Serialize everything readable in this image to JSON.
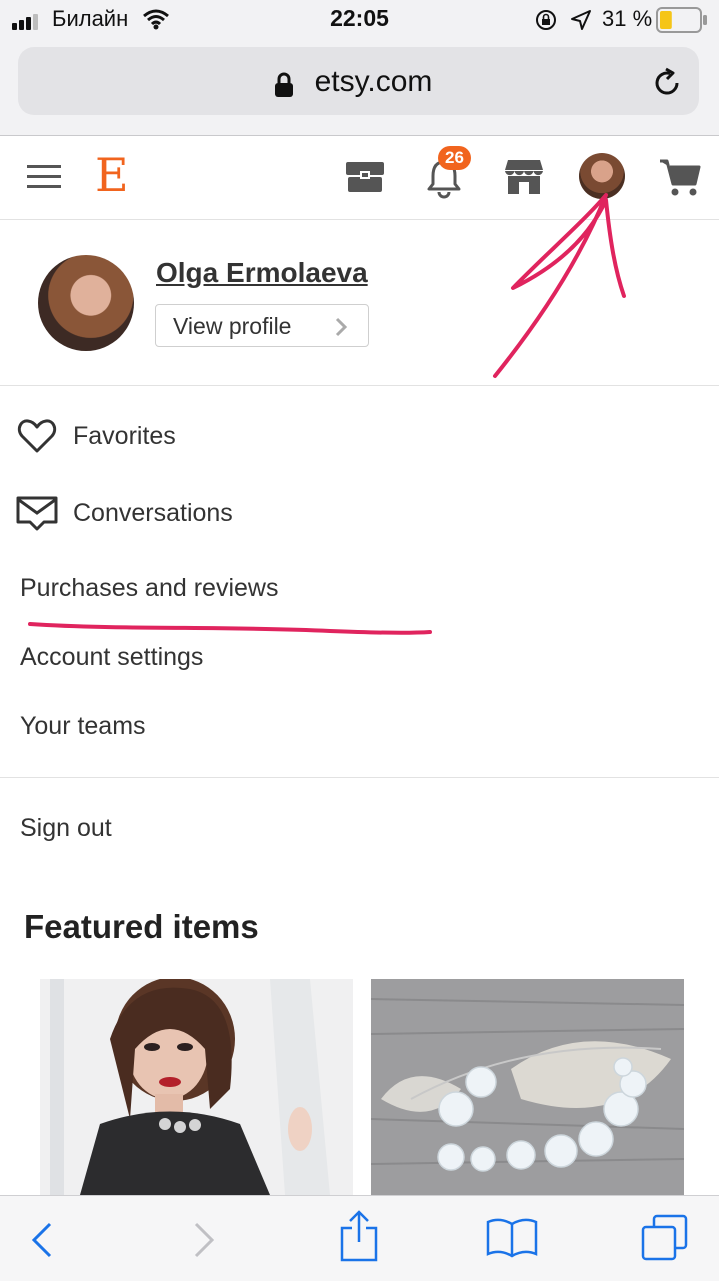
{
  "status_bar": {
    "carrier": "Билайн",
    "time": "22:05",
    "battery_percent": "31 %",
    "battery_level": 0.31
  },
  "browser": {
    "url": "etsy.com"
  },
  "header": {
    "logo_text": "E",
    "notification_count": "26"
  },
  "profile": {
    "name": "Olga Ermolaeva",
    "view_profile_label": "View profile"
  },
  "menu": {
    "favorites": "Favorites",
    "conversations": "Conversations",
    "purchases": "Purchases and reviews",
    "account_settings": "Account settings",
    "your_teams": "Your teams",
    "sign_out": "Sign out"
  },
  "featured": {
    "title": "Featured items"
  },
  "colors": {
    "brand": "#f1641e",
    "annotation": "#e0245e"
  },
  "icons": [
    "menu-icon",
    "gift-box-icon",
    "bell-icon",
    "shop-icon",
    "avatar",
    "cart-icon",
    "heart-icon",
    "envelope-icon",
    "lock-icon",
    "reload-icon",
    "back-icon",
    "forward-icon",
    "share-icon",
    "bookmarks-icon",
    "tabs-icon"
  ]
}
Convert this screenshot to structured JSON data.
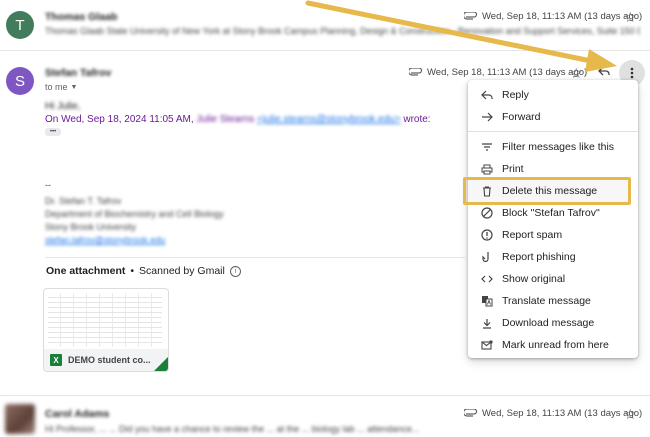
{
  "prev_email": {
    "avatar_letter": "T",
    "sender": "Thomas Glaab",
    "snippet": "Thomas Glaab State University of New York at Stony Brook Campus Planning, Design & Construction - Renovation and Support Services, Suite 150 D...",
    "date": "Wed, Sep 18, 11:13 AM (13 days ago)"
  },
  "current_email": {
    "avatar_letter": "S",
    "sender": "Stefan Tafrov",
    "to": "to me",
    "date": "Wed, Sep 18, 11:13 AM (13 days ago)",
    "greeting": "Hi Julie,",
    "quote_prefix": "On Wed, Sep 18, 2024 11:05 AM, ",
    "quote_name": "Julie Stearns",
    "quote_email": "<julie.stearns@stonybrook.edu>",
    "quote_suffix": " wrote:",
    "ellipsis": "•••",
    "sig_dash": "--",
    "sig_line1": "Dr. Stefan T. Tafrov",
    "sig_line2": "Department of Biochemistry and Cell Biology",
    "sig_line3": "Stony Brook University",
    "sig_link": "stefan.tafrov@stonybrook.edu"
  },
  "attachments": {
    "title": "One attachment",
    "bullet": "•",
    "scanned": "Scanned by Gmail",
    "file_name": "DEMO student co...",
    "file_badge": "X"
  },
  "menu": {
    "items": [
      "Reply",
      "Forward",
      "Filter messages like this",
      "Print",
      "Delete this message",
      "Block \"Stefan Tafrov\"",
      "Report spam",
      "Report phishing",
      "Show original",
      "Translate message",
      "Download message",
      "Mark unread from here"
    ]
  },
  "next_email": {
    "sender": "Carol Adams",
    "snippet": "Hi Professor, ... ... Did you have a chance to review the ... at the ... biology lab ... attendance...",
    "date": "Wed, Sep 18, 11:13 AM (13 days ago)"
  },
  "colors": {
    "avatar_t": "#417c5c",
    "avatar_s": "#7e57c2",
    "quote_purple": "#6a1b9a",
    "link_blue": "#1a73e8",
    "highlight": "#e7b84a",
    "excel_green": "#188038"
  }
}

### What the exercise asks
Print out the whole of the material word for word, without pictures.

### Written reply
Serialize everything readable in this image to JSON.
{
  "status_bar": {
    "carrier": "Билайн",
    "time": "22:05",
    "battery_percent": "31 %",
    "battery_level": 0.31
  },
  "browser": {
    "url": "etsy.com"
  },
  "header": {
    "logo_text": "E",
    "notification_count": "26"
  },
  "profile": {
    "name": "Olga Ermolaeva",
    "view_profile_label": "View profile"
  },
  "menu": {
    "favorites": "Favorites",
    "conversations": "Conversations",
    "purchases": "Purchases and reviews",
    "account_settings": "Account settings",
    "your_teams": "Your teams",
    "sign_out": "Sign out"
  },
  "featured": {
    "title": "Featured items"
  },
  "colors": {
    "brand": "#f1641e",
    "annotation": "#e0245e"
  },
  "icons": [
    "menu-icon",
    "gift-box-icon",
    "bell-icon",
    "shop-icon",
    "avatar",
    "cart-icon",
    "heart-icon",
    "envelope-icon",
    "lock-icon",
    "reload-icon",
    "back-icon",
    "forward-icon",
    "share-icon",
    "bookmarks-icon",
    "tabs-icon"
  ]
}
Convert this screenshot to structured JSON data.
{
  "prev_email": {
    "avatar_letter": "T",
    "sender": "Thomas Glaab",
    "snippet": "Thomas Glaab State University of New York at Stony Brook Campus Planning, Design & Construction - Renovation and Support Services, Suite 150 D...",
    "date": "Wed, Sep 18, 11:13 AM (13 days ago)"
  },
  "current_email": {
    "avatar_letter": "S",
    "sender": "Stefan Tafrov",
    "to": "to me",
    "date": "Wed, Sep 18, 11:13 AM (13 days ago)",
    "greeting": "Hi Julie,",
    "quote_prefix": "On Wed, Sep 18, 2024 11:05 AM, ",
    "quote_name": "Julie Stearns",
    "quote_email": "<julie.stearns@stonybrook.edu>",
    "quote_suffix": " wrote:",
    "ellipsis": "•••",
    "sig_dash": "--",
    "sig_line1": "Dr. Stefan T. Tafrov",
    "sig_line2": "Department of Biochemistry and Cell Biology",
    "sig_line3": "Stony Brook University",
    "sig_link": "stefan.tafrov@stonybrook.edu"
  },
  "attachments": {
    "title": "One attachment",
    "bullet": "•",
    "scanned": "Scanned by Gmail",
    "file_name": "DEMO student co...",
    "file_badge": "X"
  },
  "menu": {
    "items": [
      "Reply",
      "Forward",
      "Filter messages like this",
      "Print",
      "Delete this message",
      "Block \"Stefan Tafrov\"",
      "Report spam",
      "Report phishing",
      "Show original",
      "Translate message",
      "Download message",
      "Mark unread from here"
    ]
  },
  "next_email": {
    "sender": "Carol Adams",
    "snippet": "Hi Professor, ... ... Did you have a chance to review the ... at the ... biology lab ... attendance...",
    "date": "Wed, Sep 18, 11:13 AM (13 days ago)"
  },
  "colors": {
    "avatar_t": "#417c5c",
    "avatar_s": "#7e57c2",
    "quote_purple": "#6a1b9a",
    "link_blue": "#1a73e8",
    "highlight": "#e7b84a",
    "excel_green": "#188038"
  }
}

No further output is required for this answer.